DIRECTIONS >> Across the entries below, count the lines in which the word "name" occurs. Reply with the count alone.

DATA FOR PROCESSING >>
>> Start
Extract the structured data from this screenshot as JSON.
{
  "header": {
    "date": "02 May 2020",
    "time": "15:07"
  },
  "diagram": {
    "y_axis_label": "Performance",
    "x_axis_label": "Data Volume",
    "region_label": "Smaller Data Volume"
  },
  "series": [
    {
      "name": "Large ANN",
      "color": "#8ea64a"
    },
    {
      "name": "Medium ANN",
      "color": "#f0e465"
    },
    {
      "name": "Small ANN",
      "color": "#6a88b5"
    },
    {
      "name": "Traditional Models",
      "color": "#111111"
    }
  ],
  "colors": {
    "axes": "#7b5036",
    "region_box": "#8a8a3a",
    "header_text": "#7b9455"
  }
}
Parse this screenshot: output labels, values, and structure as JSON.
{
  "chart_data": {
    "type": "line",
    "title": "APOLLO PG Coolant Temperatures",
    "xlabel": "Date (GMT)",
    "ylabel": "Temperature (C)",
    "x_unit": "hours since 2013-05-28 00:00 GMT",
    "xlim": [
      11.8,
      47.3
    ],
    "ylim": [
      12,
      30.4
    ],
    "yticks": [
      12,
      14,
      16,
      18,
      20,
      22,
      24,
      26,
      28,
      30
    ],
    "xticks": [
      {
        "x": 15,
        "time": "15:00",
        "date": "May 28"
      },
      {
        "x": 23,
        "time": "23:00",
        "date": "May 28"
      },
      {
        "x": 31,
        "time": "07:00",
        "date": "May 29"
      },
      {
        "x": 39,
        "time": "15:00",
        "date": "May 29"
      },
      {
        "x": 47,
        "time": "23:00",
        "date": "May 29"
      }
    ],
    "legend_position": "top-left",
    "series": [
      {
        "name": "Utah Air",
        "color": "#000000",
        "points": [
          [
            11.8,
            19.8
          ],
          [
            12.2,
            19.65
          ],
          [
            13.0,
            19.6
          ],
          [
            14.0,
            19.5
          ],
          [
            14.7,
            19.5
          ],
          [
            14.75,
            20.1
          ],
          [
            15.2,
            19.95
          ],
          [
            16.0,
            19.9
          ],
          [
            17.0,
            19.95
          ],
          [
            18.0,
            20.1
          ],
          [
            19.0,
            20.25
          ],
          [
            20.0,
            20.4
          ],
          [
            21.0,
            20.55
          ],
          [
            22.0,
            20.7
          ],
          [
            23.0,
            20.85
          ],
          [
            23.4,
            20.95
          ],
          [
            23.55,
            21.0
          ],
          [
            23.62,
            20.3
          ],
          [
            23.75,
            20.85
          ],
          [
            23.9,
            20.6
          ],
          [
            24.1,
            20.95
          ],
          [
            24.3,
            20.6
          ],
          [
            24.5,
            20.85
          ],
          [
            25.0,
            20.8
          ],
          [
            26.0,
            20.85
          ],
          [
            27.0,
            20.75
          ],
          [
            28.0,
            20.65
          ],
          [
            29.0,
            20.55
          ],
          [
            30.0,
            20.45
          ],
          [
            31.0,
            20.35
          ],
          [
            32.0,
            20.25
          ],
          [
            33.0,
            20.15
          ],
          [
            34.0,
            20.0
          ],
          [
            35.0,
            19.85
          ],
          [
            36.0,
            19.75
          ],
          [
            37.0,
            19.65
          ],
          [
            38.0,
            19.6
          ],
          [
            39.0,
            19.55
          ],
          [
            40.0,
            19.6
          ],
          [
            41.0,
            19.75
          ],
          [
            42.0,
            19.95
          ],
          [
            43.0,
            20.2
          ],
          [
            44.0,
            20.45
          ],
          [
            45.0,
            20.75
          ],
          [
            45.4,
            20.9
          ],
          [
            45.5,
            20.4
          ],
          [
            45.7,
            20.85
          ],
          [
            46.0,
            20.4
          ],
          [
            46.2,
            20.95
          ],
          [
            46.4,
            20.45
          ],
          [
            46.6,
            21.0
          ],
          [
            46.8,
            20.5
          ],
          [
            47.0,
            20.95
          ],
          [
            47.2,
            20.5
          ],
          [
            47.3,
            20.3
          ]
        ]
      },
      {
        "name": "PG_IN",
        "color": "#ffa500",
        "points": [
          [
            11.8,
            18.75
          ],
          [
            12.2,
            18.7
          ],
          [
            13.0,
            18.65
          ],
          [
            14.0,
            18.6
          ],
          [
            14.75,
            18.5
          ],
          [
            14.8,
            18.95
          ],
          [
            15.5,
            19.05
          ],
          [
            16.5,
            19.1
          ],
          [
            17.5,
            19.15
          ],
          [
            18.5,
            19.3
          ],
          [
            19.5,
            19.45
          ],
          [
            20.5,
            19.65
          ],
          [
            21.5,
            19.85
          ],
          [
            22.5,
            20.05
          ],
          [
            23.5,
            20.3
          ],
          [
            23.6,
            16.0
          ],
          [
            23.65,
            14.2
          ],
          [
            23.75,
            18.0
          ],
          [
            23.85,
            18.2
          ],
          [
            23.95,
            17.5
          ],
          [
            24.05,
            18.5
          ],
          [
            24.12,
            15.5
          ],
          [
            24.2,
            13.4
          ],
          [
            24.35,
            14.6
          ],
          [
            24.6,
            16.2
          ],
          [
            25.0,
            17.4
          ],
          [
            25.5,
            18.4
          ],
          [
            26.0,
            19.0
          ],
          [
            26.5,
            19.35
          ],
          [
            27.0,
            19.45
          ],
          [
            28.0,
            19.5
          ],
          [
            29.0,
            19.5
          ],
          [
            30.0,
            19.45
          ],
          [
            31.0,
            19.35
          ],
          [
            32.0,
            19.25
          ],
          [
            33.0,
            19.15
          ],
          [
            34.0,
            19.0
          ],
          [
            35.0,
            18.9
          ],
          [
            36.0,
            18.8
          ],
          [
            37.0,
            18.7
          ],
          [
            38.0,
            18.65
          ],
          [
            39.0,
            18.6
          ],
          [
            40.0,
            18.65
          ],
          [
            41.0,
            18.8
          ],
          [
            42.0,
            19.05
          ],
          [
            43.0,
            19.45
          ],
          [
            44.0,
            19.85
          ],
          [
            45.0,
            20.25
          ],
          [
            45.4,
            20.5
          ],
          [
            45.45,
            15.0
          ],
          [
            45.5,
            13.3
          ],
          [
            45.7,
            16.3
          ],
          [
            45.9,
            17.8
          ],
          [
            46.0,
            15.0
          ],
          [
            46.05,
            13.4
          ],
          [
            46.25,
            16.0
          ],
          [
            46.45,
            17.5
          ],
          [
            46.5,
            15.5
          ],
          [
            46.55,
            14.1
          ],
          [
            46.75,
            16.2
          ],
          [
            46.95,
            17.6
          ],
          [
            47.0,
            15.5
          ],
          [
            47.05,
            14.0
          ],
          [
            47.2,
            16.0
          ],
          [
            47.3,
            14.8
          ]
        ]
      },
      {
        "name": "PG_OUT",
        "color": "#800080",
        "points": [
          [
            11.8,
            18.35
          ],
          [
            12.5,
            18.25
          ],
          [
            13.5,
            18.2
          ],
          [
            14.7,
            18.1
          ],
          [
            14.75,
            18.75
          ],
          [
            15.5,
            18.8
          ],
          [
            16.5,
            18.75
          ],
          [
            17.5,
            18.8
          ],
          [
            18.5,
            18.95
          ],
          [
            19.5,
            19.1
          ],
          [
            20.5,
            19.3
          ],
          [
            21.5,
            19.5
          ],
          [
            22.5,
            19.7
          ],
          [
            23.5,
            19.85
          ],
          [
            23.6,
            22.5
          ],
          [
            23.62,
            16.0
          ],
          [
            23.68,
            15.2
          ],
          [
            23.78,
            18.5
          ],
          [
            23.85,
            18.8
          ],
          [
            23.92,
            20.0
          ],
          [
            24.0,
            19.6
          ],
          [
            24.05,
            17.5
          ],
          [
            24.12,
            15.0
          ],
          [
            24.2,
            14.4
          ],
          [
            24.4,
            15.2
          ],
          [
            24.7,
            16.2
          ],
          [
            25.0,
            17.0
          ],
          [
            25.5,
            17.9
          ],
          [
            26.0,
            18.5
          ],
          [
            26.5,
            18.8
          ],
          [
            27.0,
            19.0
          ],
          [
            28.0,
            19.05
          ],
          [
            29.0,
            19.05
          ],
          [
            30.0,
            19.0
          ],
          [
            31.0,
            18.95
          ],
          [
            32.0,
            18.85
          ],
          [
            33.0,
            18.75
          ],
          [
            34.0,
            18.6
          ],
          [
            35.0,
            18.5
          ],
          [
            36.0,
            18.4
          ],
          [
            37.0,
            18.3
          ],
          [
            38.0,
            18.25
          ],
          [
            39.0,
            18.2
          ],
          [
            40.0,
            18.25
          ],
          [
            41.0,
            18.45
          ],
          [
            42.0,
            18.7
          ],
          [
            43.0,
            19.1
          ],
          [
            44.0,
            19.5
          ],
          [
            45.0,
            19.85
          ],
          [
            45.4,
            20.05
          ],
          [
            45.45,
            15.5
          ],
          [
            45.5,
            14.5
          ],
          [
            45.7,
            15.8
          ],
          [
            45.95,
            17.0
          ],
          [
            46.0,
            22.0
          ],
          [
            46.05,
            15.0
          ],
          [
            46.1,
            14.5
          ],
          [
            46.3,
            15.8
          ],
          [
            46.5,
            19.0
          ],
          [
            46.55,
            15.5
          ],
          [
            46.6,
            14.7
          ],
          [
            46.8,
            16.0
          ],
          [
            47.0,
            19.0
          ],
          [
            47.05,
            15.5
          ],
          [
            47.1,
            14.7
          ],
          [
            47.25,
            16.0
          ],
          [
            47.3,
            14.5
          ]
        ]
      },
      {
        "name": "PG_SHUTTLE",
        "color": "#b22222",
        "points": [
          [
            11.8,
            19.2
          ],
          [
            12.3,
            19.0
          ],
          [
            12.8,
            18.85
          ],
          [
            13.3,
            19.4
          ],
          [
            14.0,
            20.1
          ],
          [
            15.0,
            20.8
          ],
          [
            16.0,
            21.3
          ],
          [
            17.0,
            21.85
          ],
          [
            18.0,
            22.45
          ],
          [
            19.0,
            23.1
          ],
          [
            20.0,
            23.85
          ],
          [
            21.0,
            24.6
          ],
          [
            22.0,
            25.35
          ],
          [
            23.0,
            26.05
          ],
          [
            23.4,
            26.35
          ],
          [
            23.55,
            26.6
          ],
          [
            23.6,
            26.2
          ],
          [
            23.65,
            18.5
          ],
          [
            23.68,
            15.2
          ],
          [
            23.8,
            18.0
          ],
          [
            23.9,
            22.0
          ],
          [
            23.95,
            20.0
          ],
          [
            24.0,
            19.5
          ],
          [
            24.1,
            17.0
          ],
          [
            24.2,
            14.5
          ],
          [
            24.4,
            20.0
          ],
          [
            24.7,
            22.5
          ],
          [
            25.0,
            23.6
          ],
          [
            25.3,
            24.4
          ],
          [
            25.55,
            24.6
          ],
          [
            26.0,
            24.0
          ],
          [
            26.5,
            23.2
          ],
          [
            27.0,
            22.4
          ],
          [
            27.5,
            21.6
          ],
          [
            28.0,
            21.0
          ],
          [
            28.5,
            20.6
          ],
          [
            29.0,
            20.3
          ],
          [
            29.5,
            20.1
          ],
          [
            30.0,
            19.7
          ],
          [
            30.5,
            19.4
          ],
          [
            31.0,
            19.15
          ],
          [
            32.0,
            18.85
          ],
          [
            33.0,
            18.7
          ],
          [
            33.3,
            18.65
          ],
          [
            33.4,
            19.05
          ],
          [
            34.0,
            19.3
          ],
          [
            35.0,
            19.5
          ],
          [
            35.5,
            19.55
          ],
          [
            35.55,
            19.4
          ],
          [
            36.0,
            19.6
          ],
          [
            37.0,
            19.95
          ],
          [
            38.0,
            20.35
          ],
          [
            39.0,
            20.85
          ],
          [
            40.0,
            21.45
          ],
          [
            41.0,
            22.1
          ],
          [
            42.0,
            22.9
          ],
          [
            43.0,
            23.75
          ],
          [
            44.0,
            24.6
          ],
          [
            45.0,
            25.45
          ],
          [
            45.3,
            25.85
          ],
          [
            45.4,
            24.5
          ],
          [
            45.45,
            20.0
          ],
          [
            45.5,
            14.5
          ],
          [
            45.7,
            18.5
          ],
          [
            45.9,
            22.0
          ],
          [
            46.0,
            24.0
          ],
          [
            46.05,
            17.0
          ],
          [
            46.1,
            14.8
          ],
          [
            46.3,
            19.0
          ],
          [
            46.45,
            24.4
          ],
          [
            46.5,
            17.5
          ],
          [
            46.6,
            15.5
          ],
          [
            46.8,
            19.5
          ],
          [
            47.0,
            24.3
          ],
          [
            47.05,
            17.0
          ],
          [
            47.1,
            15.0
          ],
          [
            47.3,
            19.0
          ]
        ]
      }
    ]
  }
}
>> End
ANSWER TO THIS EXERCISE >> 8